## Begin Provided records

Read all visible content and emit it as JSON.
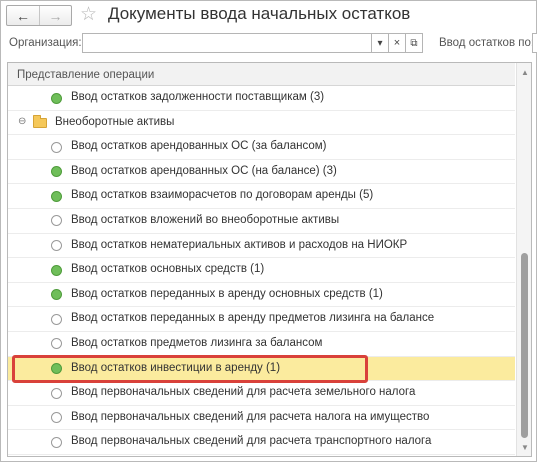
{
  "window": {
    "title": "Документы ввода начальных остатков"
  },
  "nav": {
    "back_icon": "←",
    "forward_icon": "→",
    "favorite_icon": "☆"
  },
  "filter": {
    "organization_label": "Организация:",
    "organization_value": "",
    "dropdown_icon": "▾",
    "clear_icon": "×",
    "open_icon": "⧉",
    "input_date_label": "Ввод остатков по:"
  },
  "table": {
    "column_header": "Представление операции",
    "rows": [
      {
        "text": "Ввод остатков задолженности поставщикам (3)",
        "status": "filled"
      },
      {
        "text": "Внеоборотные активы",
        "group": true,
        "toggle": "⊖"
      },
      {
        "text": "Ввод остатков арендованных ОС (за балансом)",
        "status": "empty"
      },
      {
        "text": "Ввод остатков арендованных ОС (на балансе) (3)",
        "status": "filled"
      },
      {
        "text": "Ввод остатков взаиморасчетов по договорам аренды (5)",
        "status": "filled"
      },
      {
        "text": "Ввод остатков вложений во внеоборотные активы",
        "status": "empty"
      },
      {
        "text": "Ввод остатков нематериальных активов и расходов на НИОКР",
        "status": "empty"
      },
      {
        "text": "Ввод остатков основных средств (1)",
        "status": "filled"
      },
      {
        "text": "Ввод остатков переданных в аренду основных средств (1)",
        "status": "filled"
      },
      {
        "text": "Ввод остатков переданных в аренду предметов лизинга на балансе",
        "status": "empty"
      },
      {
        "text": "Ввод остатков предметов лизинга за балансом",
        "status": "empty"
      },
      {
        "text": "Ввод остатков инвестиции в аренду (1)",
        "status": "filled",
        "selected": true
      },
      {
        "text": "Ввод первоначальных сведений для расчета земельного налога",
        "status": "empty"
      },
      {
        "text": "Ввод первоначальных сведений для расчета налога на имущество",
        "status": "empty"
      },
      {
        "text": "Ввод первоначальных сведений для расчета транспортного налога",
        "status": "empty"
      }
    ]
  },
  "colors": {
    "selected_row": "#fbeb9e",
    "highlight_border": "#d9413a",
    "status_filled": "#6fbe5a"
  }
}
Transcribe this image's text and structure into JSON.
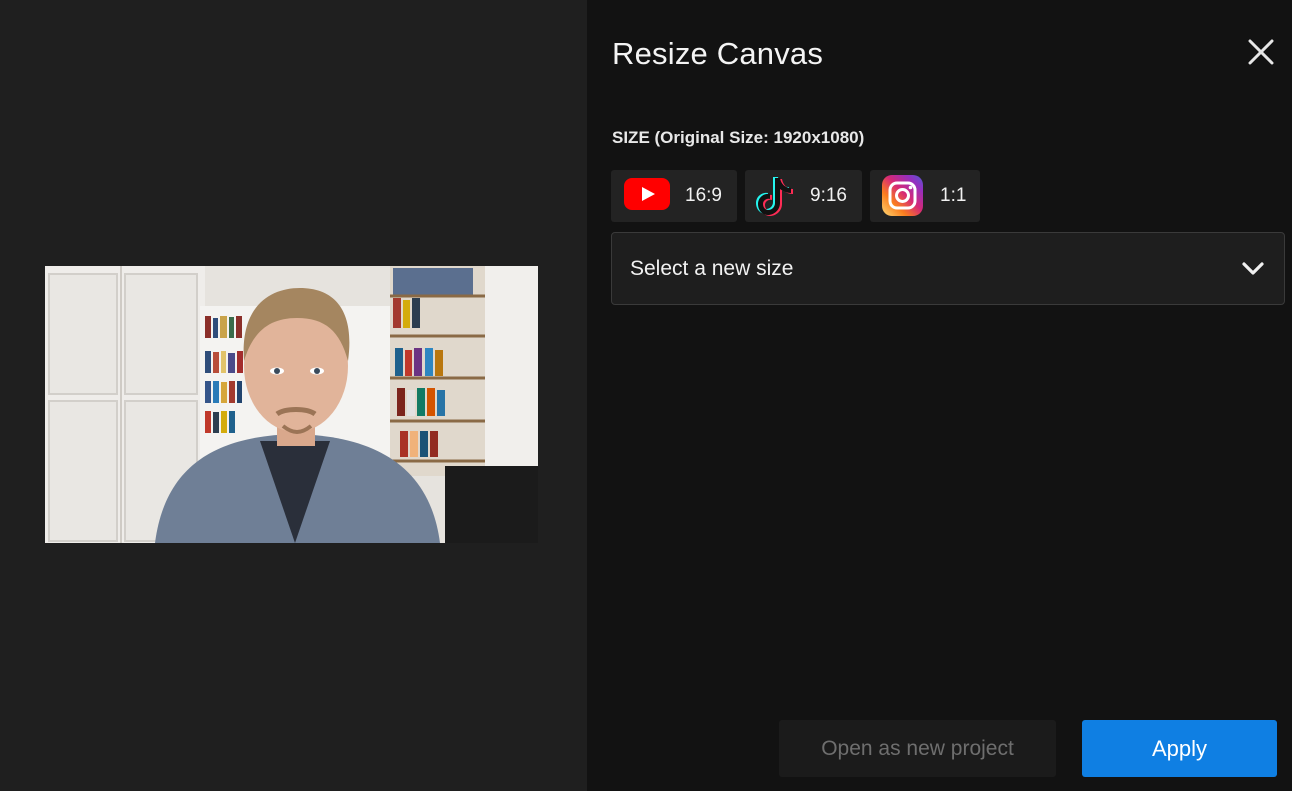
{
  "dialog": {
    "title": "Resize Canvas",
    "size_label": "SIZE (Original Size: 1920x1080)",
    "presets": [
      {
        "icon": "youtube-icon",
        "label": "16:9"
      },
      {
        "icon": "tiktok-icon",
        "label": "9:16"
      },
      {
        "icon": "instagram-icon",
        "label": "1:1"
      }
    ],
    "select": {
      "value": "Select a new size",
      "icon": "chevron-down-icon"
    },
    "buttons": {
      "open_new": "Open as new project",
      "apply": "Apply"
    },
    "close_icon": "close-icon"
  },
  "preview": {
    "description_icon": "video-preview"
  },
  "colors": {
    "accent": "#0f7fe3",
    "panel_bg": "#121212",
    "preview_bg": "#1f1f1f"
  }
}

## End Provided records

What comes back should match the records exactly, minus any pictures.

Read all visible content and emit it as JSON.
{
  "window": {
    "title": "Документы ввода начальных остатков"
  },
  "nav": {
    "back_icon": "←",
    "forward_icon": "→",
    "favorite_icon": "☆"
  },
  "filter": {
    "organization_label": "Организация:",
    "organization_value": "",
    "dropdown_icon": "▾",
    "clear_icon": "×",
    "open_icon": "⧉",
    "input_date_label": "Ввод остатков по:"
  },
  "table": {
    "column_header": "Представление операции",
    "rows": [
      {
        "text": "Ввод остатков задолженности поставщикам (3)",
        "status": "filled"
      },
      {
        "text": "Внеоборотные активы",
        "group": true,
        "toggle": "⊖"
      },
      {
        "text": "Ввод остатков арендованных ОС (за балансом)",
        "status": "empty"
      },
      {
        "text": "Ввод остатков арендованных ОС (на балансе) (3)",
        "status": "filled"
      },
      {
        "text": "Ввод остатков взаиморасчетов по договорам аренды (5)",
        "status": "filled"
      },
      {
        "text": "Ввод остатков вложений во внеоборотные активы",
        "status": "empty"
      },
      {
        "text": "Ввод остатков нематериальных активов и расходов на НИОКР",
        "status": "empty"
      },
      {
        "text": "Ввод остатков основных средств (1)",
        "status": "filled"
      },
      {
        "text": "Ввод остатков переданных в аренду основных средств (1)",
        "status": "filled"
      },
      {
        "text": "Ввод остатков переданных в аренду предметов лизинга на балансе",
        "status": "empty"
      },
      {
        "text": "Ввод остатков предметов лизинга за балансом",
        "status": "empty"
      },
      {
        "text": "Ввод остатков инвестиции в аренду (1)",
        "status": "filled",
        "selected": true
      },
      {
        "text": "Ввод первоначальных сведений для расчета земельного налога",
        "status": "empty"
      },
      {
        "text": "Ввод первоначальных сведений для расчета налога на имущество",
        "status": "empty"
      },
      {
        "text": "Ввод первоначальных сведений для расчета транспортного налога",
        "status": "empty"
      }
    ]
  },
  "colors": {
    "selected_row": "#fbeb9e",
    "highlight_border": "#d9413a",
    "status_filled": "#6fbe5a"
  }
}
Transcribe this image's text and structure into JSON.
{
  "dialog": {
    "title": "Resize Canvas",
    "size_label": "SIZE (Original Size: 1920x1080)",
    "presets": [
      {
        "icon": "youtube-icon",
        "label": "16:9"
      },
      {
        "icon": "tiktok-icon",
        "label": "9:16"
      },
      {
        "icon": "instagram-icon",
        "label": "1:1"
      }
    ],
    "select": {
      "value": "Select a new size",
      "icon": "chevron-down-icon"
    },
    "buttons": {
      "open_new": "Open as new project",
      "apply": "Apply"
    },
    "close_icon": "close-icon"
  },
  "preview": {
    "description_icon": "video-preview"
  },
  "colors": {
    "accent": "#0f7fe3",
    "panel_bg": "#121212",
    "preview_bg": "#1f1f1f"
  }
}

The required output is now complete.